[Entries taken from a collection]
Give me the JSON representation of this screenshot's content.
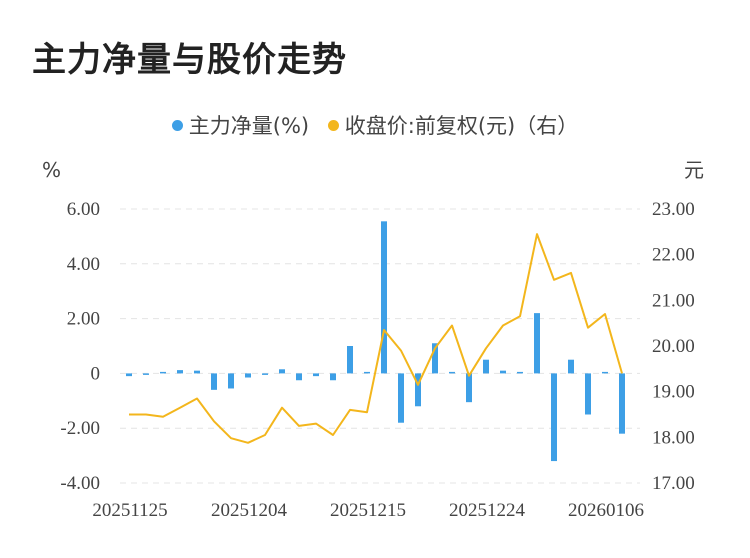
{
  "title": "主力净量与股价走势",
  "colors": {
    "bar": "#3d9fe6",
    "line": "#f3b61c",
    "grid": "#e4e4e4"
  },
  "chart_data": {
    "type": "bar+line",
    "legend": [
      "主力净量(%)",
      "收盘价:前复权(元)（右）"
    ],
    "legend_placement": "top-center",
    "left_unit": "%",
    "right_unit": "元",
    "yleft_ticks": [
      "6.00",
      "4.00",
      "2.00",
      "0",
      "-2.00",
      "-4.00"
    ],
    "yright_ticks": [
      "23.00",
      "22.00",
      "21.00",
      "20.00",
      "19.00",
      "18.00",
      "17.00"
    ],
    "yleft_range": [
      -4,
      6
    ],
    "yright_range": [
      17,
      23
    ],
    "x_tick_labels": [
      "20251125",
      "20251204",
      "20251215",
      "20251224",
      "20260106"
    ],
    "x_tick_index": [
      0,
      7,
      14,
      21,
      28
    ],
    "grid": true,
    "series": [
      {
        "name": "主力净量(%)",
        "type": "bar",
        "values": [
          -0.1,
          -0.05,
          0.02,
          0.12,
          0.1,
          -0.6,
          -0.55,
          -0.15,
          -0.05,
          0.15,
          -0.25,
          -0.1,
          -0.25,
          1.0,
          0.05,
          5.55,
          -1.8,
          -1.2,
          1.1,
          0.02,
          -1.05,
          0.5,
          0.1,
          0.03,
          2.2,
          -3.2,
          0.5,
          -1.5,
          0.03,
          -2.2
        ]
      },
      {
        "name": "收盘价:前复权(元)（右）",
        "type": "line",
        "values": [
          18.5,
          18.5,
          18.45,
          18.65,
          18.85,
          18.35,
          17.98,
          17.88,
          18.05,
          18.65,
          18.25,
          18.3,
          18.05,
          18.6,
          18.55,
          20.35,
          19.9,
          19.15,
          19.95,
          20.45,
          19.35,
          19.95,
          20.45,
          20.65,
          22.45,
          21.45,
          21.6,
          20.4,
          20.7,
          19.4
        ]
      }
    ]
  }
}
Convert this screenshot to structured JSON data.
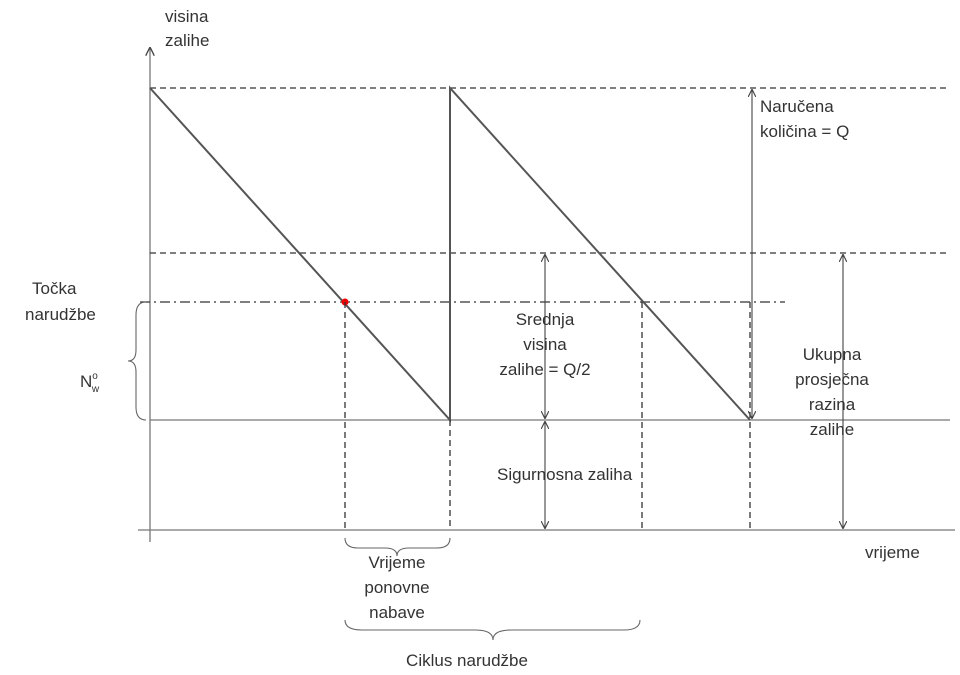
{
  "y_axis_label": [
    "visina",
    "zalihe"
  ],
  "x_axis_label": "vrijeme",
  "ordered_quantity": [
    "Naručena",
    "količina = Q"
  ],
  "reorder_point": [
    "Točka",
    "narudžbe"
  ],
  "reorder_symbol": {
    "main": "N",
    "sub": "w",
    "sup": "o"
  },
  "average_stock": [
    "Srednja",
    "visina",
    "zalihe = Q/2"
  ],
  "total_average": [
    "Ukupna",
    "prosječna",
    "razina",
    "zalihe"
  ],
  "safety_stock": "Sigurnosna zaliha",
  "lead_time": [
    "Vrijeme",
    "ponovne",
    "nabave"
  ],
  "order_cycle": "Ciklus narudžbe"
}
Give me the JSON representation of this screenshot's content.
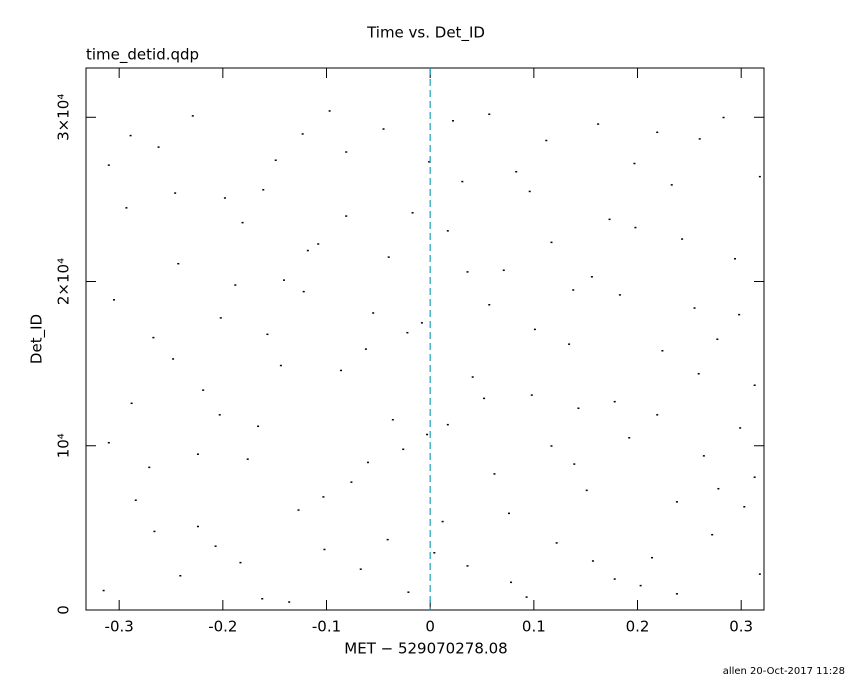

WHAT NEEDS TO BE DONE: Transcribe the whole listing exactly. Pictures are excluded.

RESPONSE:
Give me the JSON representation of this screenshot's content.
{
  "title": "主力净量与股价走势",
  "colors": {
    "bar": "#3d9fe6",
    "line": "#f3b61c",
    "grid": "#e4e4e4"
  },
  "chart_data": {
    "type": "bar+line",
    "legend": [
      "主力净量(%)",
      "收盘价:前复权(元)（右）"
    ],
    "legend_placement": "top-center",
    "left_unit": "%",
    "right_unit": "元",
    "yleft_ticks": [
      "6.00",
      "4.00",
      "2.00",
      "0",
      "-2.00",
      "-4.00"
    ],
    "yright_ticks": [
      "23.00",
      "22.00",
      "21.00",
      "20.00",
      "19.00",
      "18.00",
      "17.00"
    ],
    "yleft_range": [
      -4,
      6
    ],
    "yright_range": [
      17,
      23
    ],
    "x_tick_labels": [
      "20251125",
      "20251204",
      "20251215",
      "20251224",
      "20260106"
    ],
    "x_tick_index": [
      0,
      7,
      14,
      21,
      28
    ],
    "grid": true,
    "series": [
      {
        "name": "主力净量(%)",
        "type": "bar",
        "values": [
          -0.1,
          -0.05,
          0.02,
          0.12,
          0.1,
          -0.6,
          -0.55,
          -0.15,
          -0.05,
          0.15,
          -0.25,
          -0.1,
          -0.25,
          1.0,
          0.05,
          5.55,
          -1.8,
          -1.2,
          1.1,
          0.02,
          -1.05,
          0.5,
          0.1,
          0.03,
          2.2,
          -3.2,
          0.5,
          -1.5,
          0.03,
          -2.2
        ]
      },
      {
        "name": "收盘价:前复权(元)（右）",
        "type": "line",
        "values": [
          18.5,
          18.5,
          18.45,
          18.65,
          18.85,
          18.35,
          17.98,
          17.88,
          18.05,
          18.65,
          18.25,
          18.3,
          18.05,
          18.6,
          18.55,
          20.35,
          19.9,
          19.15,
          19.95,
          20.45,
          19.35,
          19.95,
          20.45,
          20.65,
          22.45,
          21.45,
          21.6,
          20.4,
          20.7,
          19.4
        ]
      }
    ]
  }
}
Convert this screenshot to structured JSON data.
{
  "y_axis_label": [
    "visina",
    "zalihe"
  ],
  "x_axis_label": "vrijeme",
  "ordered_quantity": [
    "Naručena",
    "količina = Q"
  ],
  "reorder_point": [
    "Točka",
    "narudžbe"
  ],
  "reorder_symbol": {
    "main": "N",
    "sub": "w",
    "sup": "o"
  },
  "average_stock": [
    "Srednja",
    "visina",
    "zalihe = Q/2"
  ],
  "total_average": [
    "Ukupna",
    "prosječna",
    "razina",
    "zalihe"
  ],
  "safety_stock": "Sigurnosna zaliha",
  "lead_time": [
    "Vrijeme",
    "ponovne",
    "nabave"
  ],
  "order_cycle": "Ciklus narudžbe"
}
Give me the JSON representation of this screenshot's content.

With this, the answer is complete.